Your task is to filter the data below down to the lines holding "content".

Data excerpts
○ ○ ○
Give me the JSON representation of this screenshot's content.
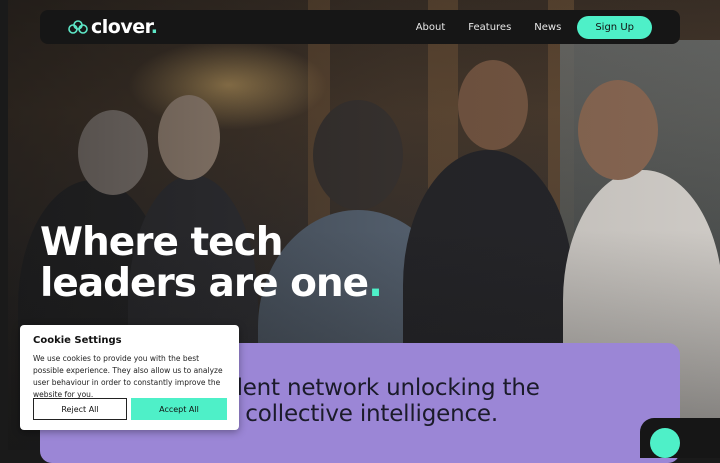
{
  "brand": {
    "name": "clover",
    "dot": ".",
    "accent_color": "#4ef0c8",
    "logo_icon": "clover-rings-icon"
  },
  "nav": {
    "links": [
      "About",
      "Features",
      "News"
    ],
    "signup_label": "Sign Up"
  },
  "hero": {
    "headline_line1": "Where tech",
    "headline_line2": "leaders are one",
    "headline_dot": ".",
    "tagline_line1": "endent network unlocking the",
    "tagline_line2": "r of collective intelligence."
  },
  "cookie": {
    "title": "Cookie Settings",
    "text": "We use cookies to provide you with the best possible experience. They also allow us to analyze user behaviour in order to constantly improve the website for you.",
    "reject_label": "Reject All",
    "accept_label": "Accept All"
  },
  "colors": {
    "card_purple": "#9b86d6",
    "nav_bg": "#161616"
  }
}
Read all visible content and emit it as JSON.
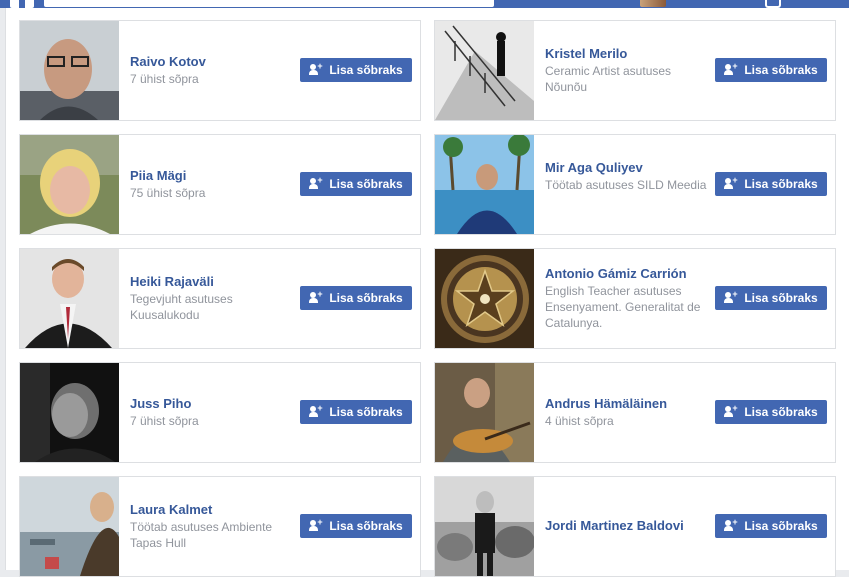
{
  "colors": {
    "brand": "#4267b2",
    "link": "#365899",
    "muted": "#90949c"
  },
  "button_label": "Lisa sõbraks",
  "people": [
    {
      "name": "Raivo Kotov",
      "sub": "7 ühist sõpra",
      "icon": "person-glasses-photo"
    },
    {
      "name": "Kristel Merilo",
      "sub": "Ceramic Artist asutuses Nõunõu",
      "icon": "stairs-photo"
    },
    {
      "name": "Piia Mägi",
      "sub": "75 ühist sõpra",
      "icon": "blonde-woman-photo"
    },
    {
      "name": "Mir Aga Quliyev",
      "sub": "Töötab asutuses SILD Meedia",
      "icon": "pool-palms-photo"
    },
    {
      "name": "Heiki Rajaväli",
      "sub": "Tegevjuht asutuses Kuusalukodu",
      "icon": "man-suit-photo"
    },
    {
      "name": "Antonio Gámiz Carrión",
      "sub": "English Teacher asutuses Ensenyament. Generalitat de Catalunya.",
      "icon": "ornament-star-photo"
    },
    {
      "name": "Juss Piho",
      "sub": "7 ühist sõpra",
      "icon": "dark-portrait-photo"
    },
    {
      "name": "Andrus Hämäläinen",
      "sub": "4 ühist sõpra",
      "icon": "guitar-man-photo"
    },
    {
      "name": "Laura Kalmet",
      "sub": "Töötab asutuses Ambiente Tapas Hull",
      "icon": "beach-woman-photo"
    },
    {
      "name": "Jordi Martinez Baldovi",
      "sub": "",
      "icon": "man-rocks-photo"
    }
  ]
}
○ ○ ○
» RESPONSE:
Give me the JSON representation of this screenshot's content.
Read all visible content and emit it as JSON.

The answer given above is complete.